Extract each line containing the string "August".

• _Records to use_
□ □ □ □ □ □ □
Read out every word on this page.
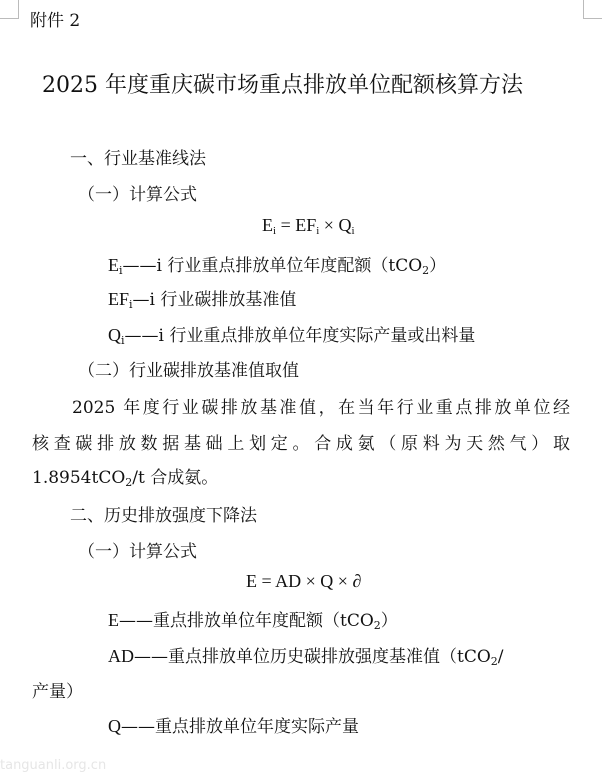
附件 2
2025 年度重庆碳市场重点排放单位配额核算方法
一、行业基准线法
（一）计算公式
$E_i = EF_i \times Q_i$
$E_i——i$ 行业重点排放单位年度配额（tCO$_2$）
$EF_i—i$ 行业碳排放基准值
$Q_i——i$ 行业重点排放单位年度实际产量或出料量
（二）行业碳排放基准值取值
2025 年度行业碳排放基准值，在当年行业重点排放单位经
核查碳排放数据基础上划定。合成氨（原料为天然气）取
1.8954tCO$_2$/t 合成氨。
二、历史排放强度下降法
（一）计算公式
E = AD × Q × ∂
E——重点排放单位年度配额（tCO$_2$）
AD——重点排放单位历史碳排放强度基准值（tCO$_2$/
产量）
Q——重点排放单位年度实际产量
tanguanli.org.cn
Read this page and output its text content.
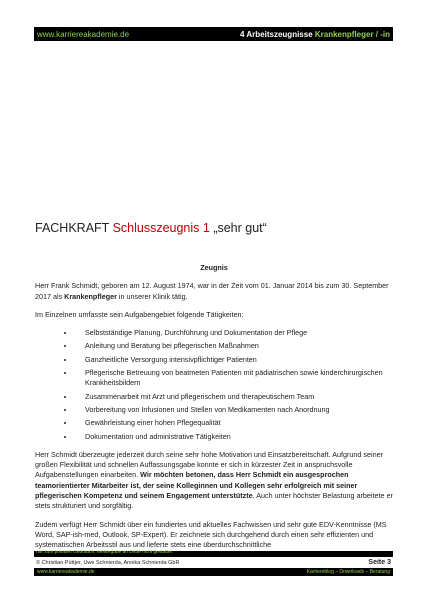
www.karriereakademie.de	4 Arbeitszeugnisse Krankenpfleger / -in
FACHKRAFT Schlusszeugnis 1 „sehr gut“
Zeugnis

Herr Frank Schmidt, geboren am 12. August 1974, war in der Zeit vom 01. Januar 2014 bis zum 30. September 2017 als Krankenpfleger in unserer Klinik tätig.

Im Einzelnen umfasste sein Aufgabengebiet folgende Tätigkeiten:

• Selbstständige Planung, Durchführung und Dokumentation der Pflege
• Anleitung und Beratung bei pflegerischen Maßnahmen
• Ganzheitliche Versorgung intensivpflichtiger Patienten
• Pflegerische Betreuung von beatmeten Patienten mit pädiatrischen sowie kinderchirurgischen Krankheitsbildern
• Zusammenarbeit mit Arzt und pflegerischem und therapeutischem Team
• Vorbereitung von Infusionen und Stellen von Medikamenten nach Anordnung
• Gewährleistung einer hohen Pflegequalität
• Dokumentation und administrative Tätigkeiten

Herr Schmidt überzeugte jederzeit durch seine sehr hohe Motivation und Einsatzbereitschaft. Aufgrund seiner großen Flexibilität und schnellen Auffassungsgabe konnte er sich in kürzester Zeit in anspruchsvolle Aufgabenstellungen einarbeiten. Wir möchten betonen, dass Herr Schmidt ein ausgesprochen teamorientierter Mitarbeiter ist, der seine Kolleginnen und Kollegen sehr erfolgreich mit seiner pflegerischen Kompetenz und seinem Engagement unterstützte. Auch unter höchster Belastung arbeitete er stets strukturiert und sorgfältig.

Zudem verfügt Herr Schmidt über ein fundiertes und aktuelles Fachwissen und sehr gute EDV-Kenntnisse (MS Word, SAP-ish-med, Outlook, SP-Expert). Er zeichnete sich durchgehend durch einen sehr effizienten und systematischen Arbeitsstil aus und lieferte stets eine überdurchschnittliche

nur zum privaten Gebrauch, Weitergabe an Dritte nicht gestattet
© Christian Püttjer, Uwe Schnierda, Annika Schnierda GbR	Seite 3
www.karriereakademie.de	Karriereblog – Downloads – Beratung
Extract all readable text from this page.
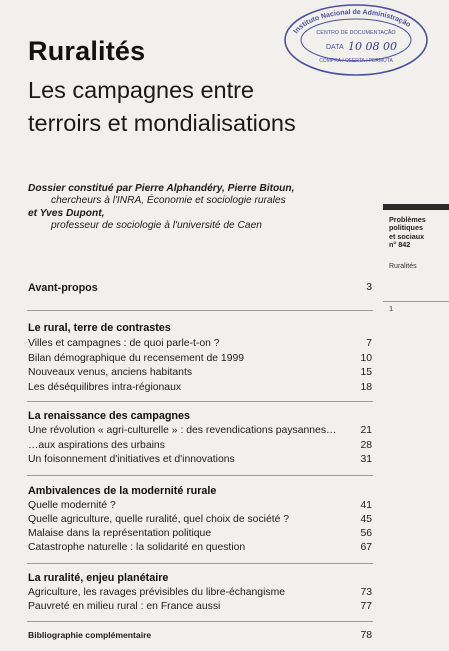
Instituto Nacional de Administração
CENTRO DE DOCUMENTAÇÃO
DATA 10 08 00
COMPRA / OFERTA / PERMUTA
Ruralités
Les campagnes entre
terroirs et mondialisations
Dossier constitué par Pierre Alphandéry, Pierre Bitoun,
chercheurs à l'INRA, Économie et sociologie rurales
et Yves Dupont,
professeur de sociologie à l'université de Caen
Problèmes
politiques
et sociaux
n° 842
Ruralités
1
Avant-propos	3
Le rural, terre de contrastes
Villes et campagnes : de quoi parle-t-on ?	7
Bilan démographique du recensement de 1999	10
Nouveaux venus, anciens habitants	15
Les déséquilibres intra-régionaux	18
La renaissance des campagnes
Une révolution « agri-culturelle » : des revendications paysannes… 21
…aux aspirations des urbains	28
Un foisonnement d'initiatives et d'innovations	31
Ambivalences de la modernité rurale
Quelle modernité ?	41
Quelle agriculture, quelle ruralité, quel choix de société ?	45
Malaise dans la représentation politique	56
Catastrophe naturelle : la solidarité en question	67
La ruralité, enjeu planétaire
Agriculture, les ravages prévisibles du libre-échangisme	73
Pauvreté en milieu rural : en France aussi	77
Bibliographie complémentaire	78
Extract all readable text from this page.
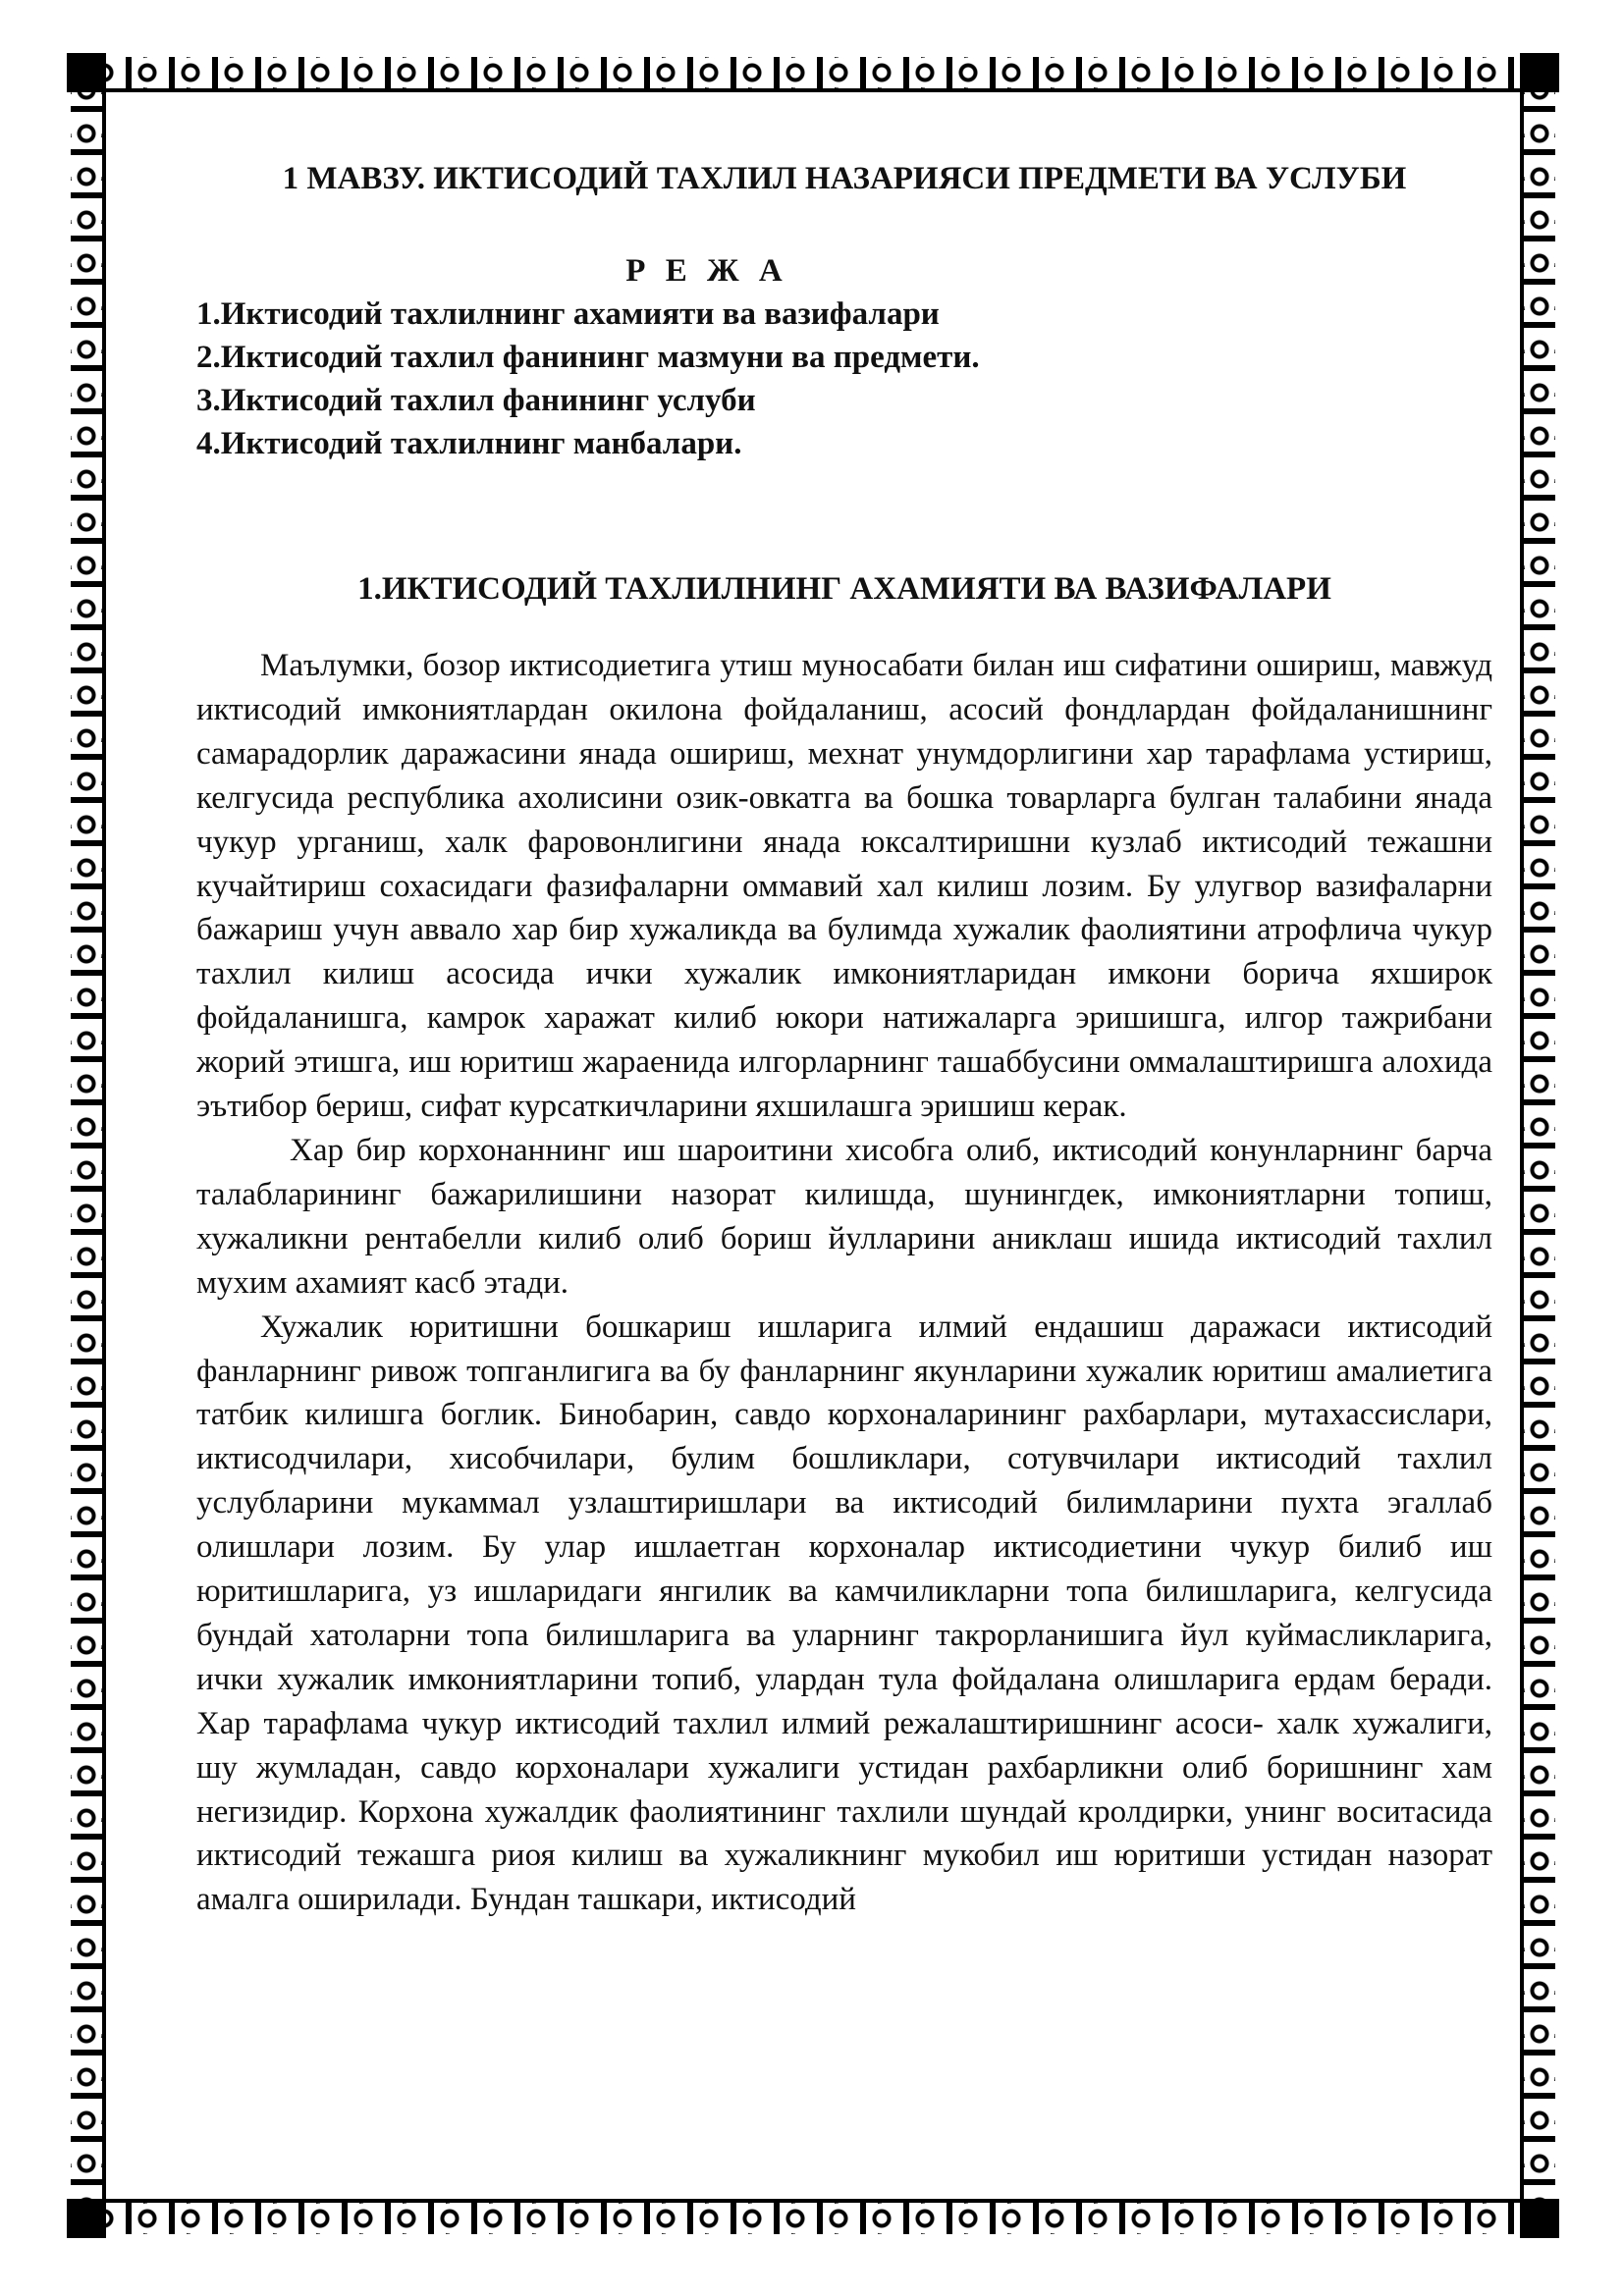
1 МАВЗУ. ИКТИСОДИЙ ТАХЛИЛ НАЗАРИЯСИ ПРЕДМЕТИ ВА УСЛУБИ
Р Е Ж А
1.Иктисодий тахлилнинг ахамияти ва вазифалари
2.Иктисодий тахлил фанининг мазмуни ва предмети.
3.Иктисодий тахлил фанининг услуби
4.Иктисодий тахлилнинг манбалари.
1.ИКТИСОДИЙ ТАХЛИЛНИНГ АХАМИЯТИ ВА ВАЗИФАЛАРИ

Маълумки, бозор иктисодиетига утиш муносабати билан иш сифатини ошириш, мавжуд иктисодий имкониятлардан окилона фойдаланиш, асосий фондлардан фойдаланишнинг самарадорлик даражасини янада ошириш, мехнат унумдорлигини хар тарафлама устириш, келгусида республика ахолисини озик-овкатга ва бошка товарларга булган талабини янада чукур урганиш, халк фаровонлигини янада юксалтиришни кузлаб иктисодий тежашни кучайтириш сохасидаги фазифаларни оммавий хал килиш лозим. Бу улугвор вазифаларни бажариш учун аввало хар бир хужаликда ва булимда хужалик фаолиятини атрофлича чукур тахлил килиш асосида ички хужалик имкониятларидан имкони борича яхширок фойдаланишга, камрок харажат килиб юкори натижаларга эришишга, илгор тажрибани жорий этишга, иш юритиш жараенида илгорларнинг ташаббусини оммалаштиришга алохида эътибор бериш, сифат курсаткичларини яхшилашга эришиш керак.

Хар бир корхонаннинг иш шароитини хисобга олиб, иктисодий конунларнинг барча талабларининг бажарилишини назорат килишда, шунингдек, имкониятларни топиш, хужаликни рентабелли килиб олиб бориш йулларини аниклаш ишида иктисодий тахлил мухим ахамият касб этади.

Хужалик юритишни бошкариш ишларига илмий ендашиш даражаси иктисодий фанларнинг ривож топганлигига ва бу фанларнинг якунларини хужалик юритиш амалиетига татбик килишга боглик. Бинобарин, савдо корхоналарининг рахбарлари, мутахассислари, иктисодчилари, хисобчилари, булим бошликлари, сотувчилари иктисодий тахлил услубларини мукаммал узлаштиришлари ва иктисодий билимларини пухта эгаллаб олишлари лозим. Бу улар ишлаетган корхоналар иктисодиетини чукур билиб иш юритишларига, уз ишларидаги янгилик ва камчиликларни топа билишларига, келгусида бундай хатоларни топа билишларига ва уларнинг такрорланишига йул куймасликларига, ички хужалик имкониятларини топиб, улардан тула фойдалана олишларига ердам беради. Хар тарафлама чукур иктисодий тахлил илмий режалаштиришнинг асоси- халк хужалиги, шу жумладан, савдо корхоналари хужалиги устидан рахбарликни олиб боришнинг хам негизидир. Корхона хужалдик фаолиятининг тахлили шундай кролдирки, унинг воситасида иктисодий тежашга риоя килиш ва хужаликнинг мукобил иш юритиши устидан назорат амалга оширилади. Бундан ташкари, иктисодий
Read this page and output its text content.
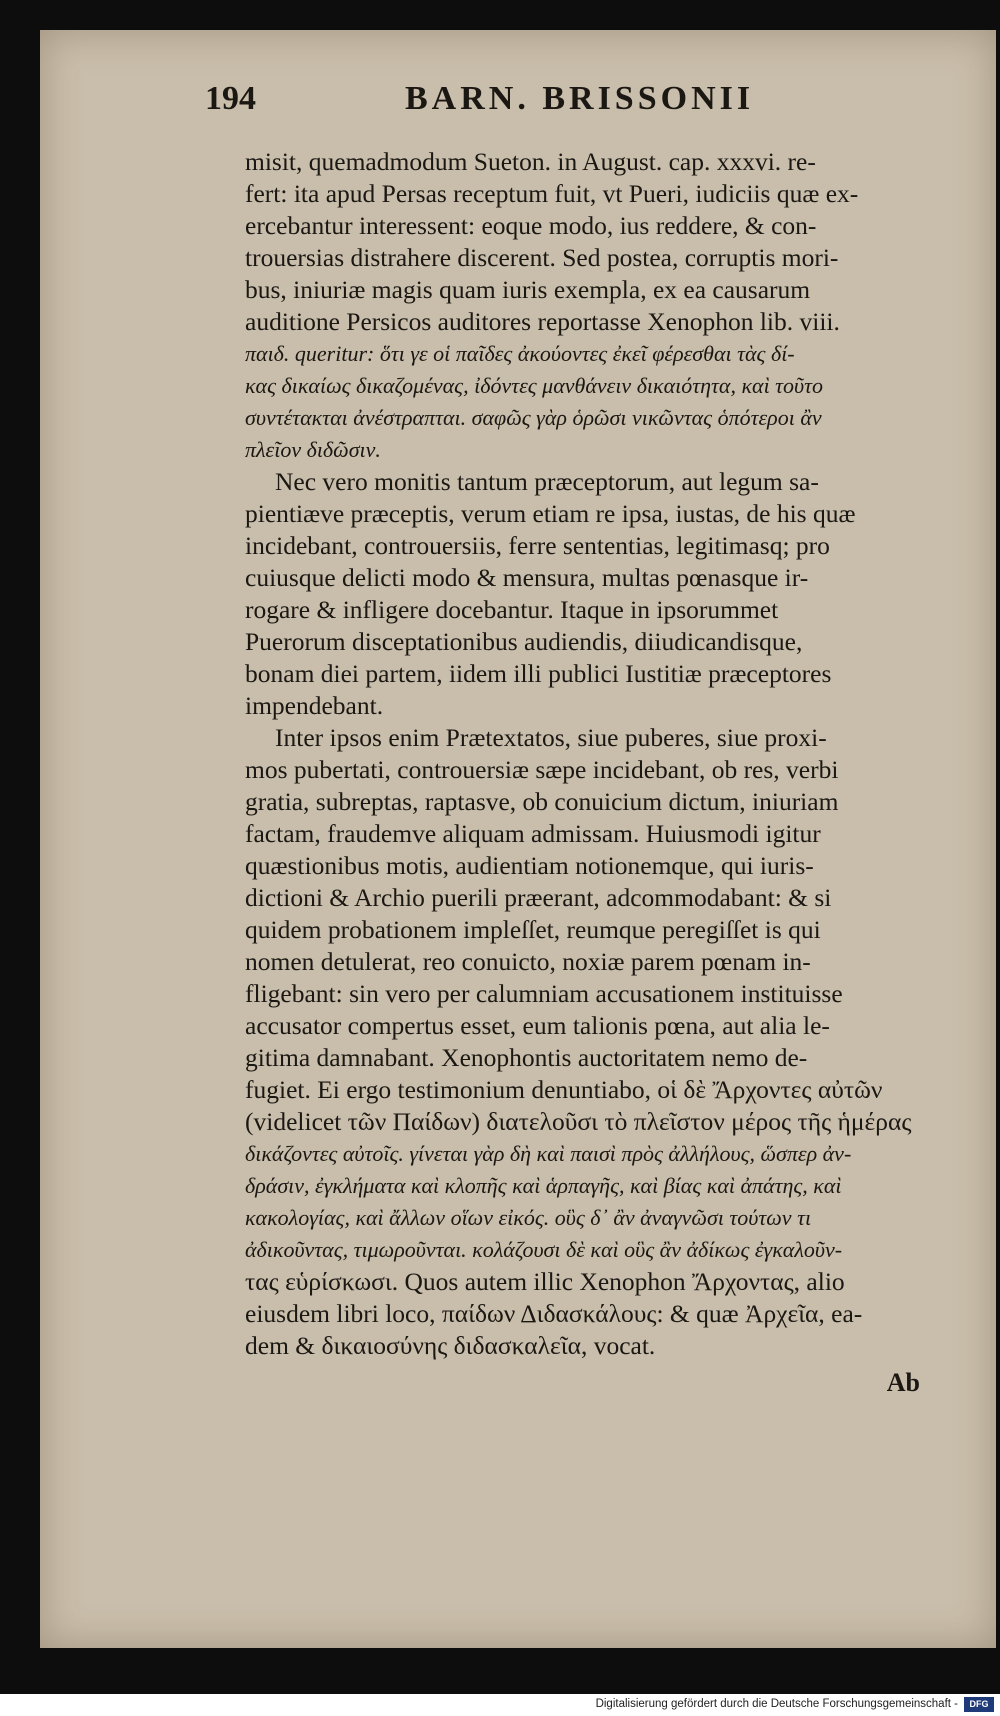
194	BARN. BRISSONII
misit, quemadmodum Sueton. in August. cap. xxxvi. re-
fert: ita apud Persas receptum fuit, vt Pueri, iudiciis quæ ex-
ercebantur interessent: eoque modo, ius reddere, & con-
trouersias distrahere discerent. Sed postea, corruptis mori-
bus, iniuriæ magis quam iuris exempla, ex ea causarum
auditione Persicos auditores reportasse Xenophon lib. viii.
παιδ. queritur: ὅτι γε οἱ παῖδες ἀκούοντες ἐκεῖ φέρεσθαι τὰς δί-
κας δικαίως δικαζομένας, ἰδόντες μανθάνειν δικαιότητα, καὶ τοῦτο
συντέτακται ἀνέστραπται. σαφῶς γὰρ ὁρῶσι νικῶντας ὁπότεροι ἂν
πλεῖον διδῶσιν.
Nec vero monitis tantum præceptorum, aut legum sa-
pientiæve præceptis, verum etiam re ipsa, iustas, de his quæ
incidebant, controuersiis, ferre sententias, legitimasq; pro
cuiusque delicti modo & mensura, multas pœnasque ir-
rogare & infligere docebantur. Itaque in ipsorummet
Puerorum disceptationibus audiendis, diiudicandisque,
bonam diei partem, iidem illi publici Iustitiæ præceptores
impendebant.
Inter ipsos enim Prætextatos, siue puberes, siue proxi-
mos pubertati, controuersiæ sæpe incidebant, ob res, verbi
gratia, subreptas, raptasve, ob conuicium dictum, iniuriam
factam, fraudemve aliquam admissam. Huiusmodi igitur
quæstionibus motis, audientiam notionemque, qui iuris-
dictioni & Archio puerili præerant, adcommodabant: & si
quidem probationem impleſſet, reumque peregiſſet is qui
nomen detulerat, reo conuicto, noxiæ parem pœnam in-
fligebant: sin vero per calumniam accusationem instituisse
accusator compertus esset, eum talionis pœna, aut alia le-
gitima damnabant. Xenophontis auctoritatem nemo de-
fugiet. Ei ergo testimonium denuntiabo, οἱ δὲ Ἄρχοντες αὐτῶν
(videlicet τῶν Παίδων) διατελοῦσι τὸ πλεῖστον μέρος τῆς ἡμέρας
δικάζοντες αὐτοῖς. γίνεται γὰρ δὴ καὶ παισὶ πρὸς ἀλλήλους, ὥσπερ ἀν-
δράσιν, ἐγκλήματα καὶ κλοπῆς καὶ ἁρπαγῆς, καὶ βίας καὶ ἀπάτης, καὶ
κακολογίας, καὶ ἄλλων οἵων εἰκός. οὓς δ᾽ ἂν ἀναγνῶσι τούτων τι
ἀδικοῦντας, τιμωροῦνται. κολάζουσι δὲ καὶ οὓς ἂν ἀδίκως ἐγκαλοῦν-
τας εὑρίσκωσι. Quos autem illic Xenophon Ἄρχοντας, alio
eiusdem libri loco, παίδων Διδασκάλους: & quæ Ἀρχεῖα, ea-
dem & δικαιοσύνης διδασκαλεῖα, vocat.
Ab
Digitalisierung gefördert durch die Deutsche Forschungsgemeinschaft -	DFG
□ □ □ □ □ □ □
• _Written solution_
Herr Frank Schmidt, geboren am 12. August 1974, war in der Zeit vom 01. Januar 2014 bis zum 30. September 2017 als Krankenpfleger in unserer Klinik tätig.
misit, quemadmodum Sueton. in August. cap. xxxvi. re-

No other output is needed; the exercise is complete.